▶ _WHAT YOU SHOULD DO_
Leave out the pictures and transcribe the rest of the records exactly.

— Start of RECORDS PROVIDED —

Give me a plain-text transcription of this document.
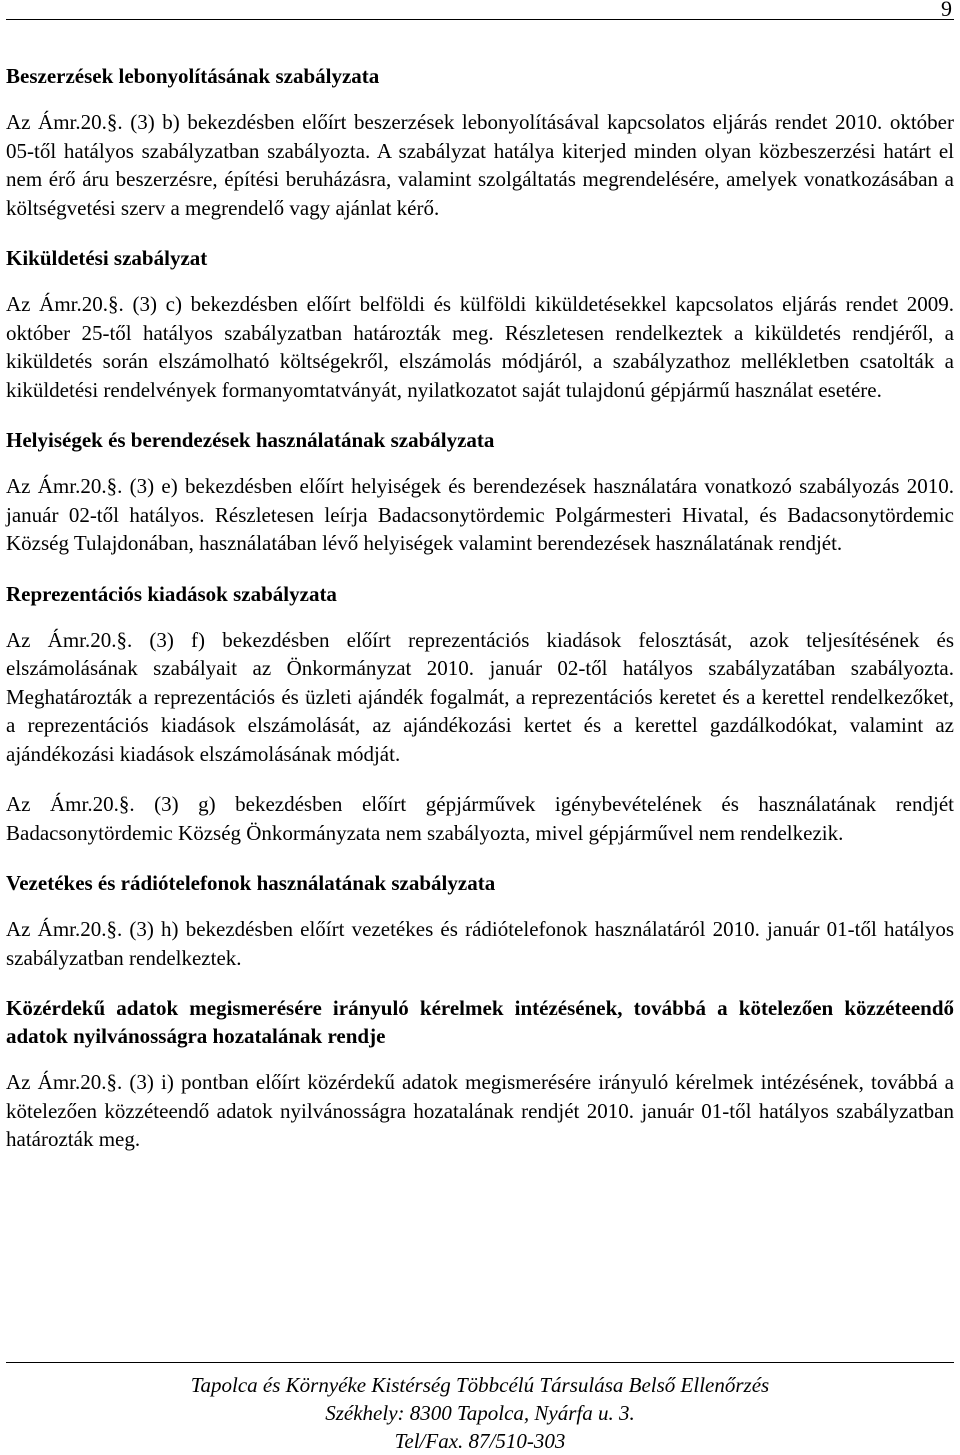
9
Beszerzések lebonyolításának szabályzata

Az Ámr.20.§. (3) b) bekezdésben előírt beszerzések lebonyolításával kapcsolatos eljárás rendet 2010. október 05-től hatályos szabályzatban szabályozta. A szabályzat hatálya kiterjed minden olyan közbeszerzési határt el nem érő áru beszerzésre, építési beruházásra, valamint szolgáltatás megrendelésére, amelyek vonatkozásában a költségvetési szerv a megrendelő vagy ajánlat kérő.

Kiküldetési szabályzat

Az Ámr.20.§. (3) c) bekezdésben előírt belföldi és külföldi kiküldetésekkel kapcsolatos eljárás rendet 2009. október 25-től hatályos szabályzatban határozták meg. Részletesen rendelkeztek a kiküldetés rendjéről, a kiküldetés során elszámolható költségekről, elszámolás módjáról, a szabályzathoz mellékletben csatolták a kiküldetési rendelvények formanyomtatványát, nyilatkozatot saját tulajdonú gépjármű használat esetére.

Helyiségek és berendezések használatának szabályzata

Az Ámr.20.§. (3) e) bekezdésben előírt helyiségek és berendezések használatára vonatkozó szabályozás 2010. január 02-től hatályos. Részletesen leírja Badacsonytördemic Polgármesteri Hivatal, és Badacsonytördemic Község Tulajdonában, használatában lévő helyiségek valamint berendezések használatának rendjét.

Reprezentációs kiadások szabályzata

Az Ámr.20.§. (3) f) bekezdésben előírt reprezentációs kiadások felosztását, azok teljesítésének és elszámolásának szabályait az Önkormányzat 2010. január 02-től hatályos szabályzatában szabályozta. Meghatározták a reprezentációs és üzleti ajándék fogalmát, a reprezentációs keretet és a kerettel rendelkezőket, a reprezentációs kiadások elszámolását, az ajándékozási kertet és a kerettel gazdálkodókat, valamint az ajándékozási kiadások elszámolásának módját.

Az Ámr.20.§. (3) g) bekezdésben előírt gépjárművek igénybevételének és használatának rendjét Badacsonytördemic Község Önkormányzata nem szabályozta, mivel gépjárművel nem rendelkezik.

Vezetékes és rádiótelefonok használatának szabályzata

Az Ámr.20.§. (3) h) bekezdésben előírt vezetékes és rádiótelefonok használatáról 2010. január 01-től hatályos szabályzatban rendelkeztek.

Közérdekű adatok megismerésére irányuló kérelmek intézésének, továbbá a kötelezően közzéteendő adatok nyilvánosságra hozatalának rendje

Az Ámr.20.§. (3) i) pontban előírt közérdekű adatok megismerésére irányuló kérelmek intézésének, továbbá a kötelezően közzéteendő adatok nyilvánosságra hozatalának rendjét 2010. január 01-től hatályos szabályzatban határozták meg.

Tapolca és Környéke Kistérség Többcélú Társulása Belső Ellenőrzés
Székhely: 8300 Tapolca, Nyárfa u. 3.
Tel/Fax. 87/510-303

— End of RECORDS PROVIDED —

▶ _SOLVED PROBLEM_
Give me a plain-text transcription of this document.
9
Beszerzések lebonyolításának szabályzata

Az Ámr.20.§. (3) b) bekezdésben előírt beszerzések lebonyolításával kapcsolatos eljárás rendet 2010. október 05-től hatályos szabályzatban szabályozta. A szabályzat hatálya kiterjed minden olyan közbeszerzési határt el nem érő áru beszerzésre, építési beruházásra, valamint szolgáltatás megrendelésére, amelyek vonatkozásában a költségvetési szerv a megrendelő vagy ajánlat kérő.

Kiküldetési szabályzat

Az Ámr.20.§. (3) c) bekezdésben előírt belföldi és külföldi kiküldetésekkel kapcsolatos eljárás rendet 2009. október 25-től hatályos szabályzatban határozták meg. Részletesen rendelkeztek a kiküldetés rendjéről, a kiküldetés során elszámolható költségekről, elszámolás módjáról, a szabályzathoz mellékletben csatolták a kiküldetési rendelvények formanyomtatványát, nyilatkozatot saját tulajdonú gépjármű használat esetére.

Helyiségek és berendezések használatának szabályzata

Az Ámr.20.§. (3) e) bekezdésben előírt helyiségek és berendezések használatára vonatkozó szabályozás 2010. január 02-től hatályos. Részletesen leírja Badacsonytördemic Polgármesteri Hivatal, és Badacsonytördemic Község Tulajdonában, használatában lévő helyiségek valamint berendezések használatának rendjét.

Reprezentációs kiadások szabályzata

Az Ámr.20.§. (3) f) bekezdésben előírt reprezentációs kiadások felosztását, azok teljesítésének és elszámolásának szabályait az Önkormányzat 2010. január 02-től hatályos szabályzatában szabályozta. Meghatározták a reprezentációs és üzleti ajándék fogalmát, a reprezentációs keretet és a kerettel rendelkezőket, a reprezentációs kiadások elszámolását, az ajándékozási kertet és a kerettel gazdálkodókat, valamint az ajándékozási kiadások elszámolásának módját.

Az Ámr.20.§. (3) g) bekezdésben előírt gépjárművek igénybevételének és használatának rendjét Badacsonytördemic Község Önkormányzata nem szabályozta, mivel gépjárművel nem rendelkezik.

Vezetékes és rádiótelefonok használatának szabályzata

Az Ámr.20.§. (3) h) bekezdésben előírt vezetékes és rádiótelefonok használatáról 2010. január 01-től hatályos szabályzatban rendelkeztek.

Közérdekű adatok megismerésére irányuló kérelmek intézésének, továbbá a kötelezően közzéteendő adatok nyilvánosságra hozatalának rendje

Az Ámr.20.§. (3) i) pontban előírt közérdekű adatok megismerésére irányuló kérelmek intézésének, továbbá a kötelezően közzéteendő adatok nyilvánosságra hozatalának rendjét 2010. január 01-től hatályos szabályzatban határozták meg.

Tapolca és Környéke Kistérség Többcélú Társulása Belső Ellenőrzés
Székhely: 8300 Tapolca, Nyárfa u. 3.
Tel/Fax. 87/510-303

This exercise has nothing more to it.